[Dataset items]
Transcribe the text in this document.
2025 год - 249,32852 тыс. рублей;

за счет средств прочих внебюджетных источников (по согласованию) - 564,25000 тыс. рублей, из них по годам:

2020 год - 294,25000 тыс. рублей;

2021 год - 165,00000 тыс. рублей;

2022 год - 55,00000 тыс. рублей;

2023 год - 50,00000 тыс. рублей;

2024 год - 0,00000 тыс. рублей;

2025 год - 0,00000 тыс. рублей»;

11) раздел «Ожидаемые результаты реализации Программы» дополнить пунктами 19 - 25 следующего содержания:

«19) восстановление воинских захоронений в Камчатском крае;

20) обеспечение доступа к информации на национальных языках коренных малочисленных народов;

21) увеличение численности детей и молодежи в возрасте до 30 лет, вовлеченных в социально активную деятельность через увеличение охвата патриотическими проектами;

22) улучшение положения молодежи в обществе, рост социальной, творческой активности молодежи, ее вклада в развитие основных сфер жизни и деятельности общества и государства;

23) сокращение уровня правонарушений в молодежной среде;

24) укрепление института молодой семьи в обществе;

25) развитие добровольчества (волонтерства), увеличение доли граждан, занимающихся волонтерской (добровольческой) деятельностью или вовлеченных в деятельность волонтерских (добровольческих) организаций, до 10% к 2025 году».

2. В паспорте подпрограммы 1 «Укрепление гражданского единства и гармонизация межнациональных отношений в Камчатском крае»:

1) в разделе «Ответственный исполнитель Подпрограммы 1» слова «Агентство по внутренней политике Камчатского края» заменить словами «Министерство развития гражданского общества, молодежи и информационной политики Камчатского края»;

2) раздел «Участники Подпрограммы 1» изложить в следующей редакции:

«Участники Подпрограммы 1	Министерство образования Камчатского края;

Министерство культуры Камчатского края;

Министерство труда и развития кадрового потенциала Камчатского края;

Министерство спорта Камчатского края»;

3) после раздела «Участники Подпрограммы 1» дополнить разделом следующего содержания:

WHAT IS ASKED: Looking at the data above, how many lines hold the word "общества"? Respond with the number alone.

EXPECTED ANSWER: 2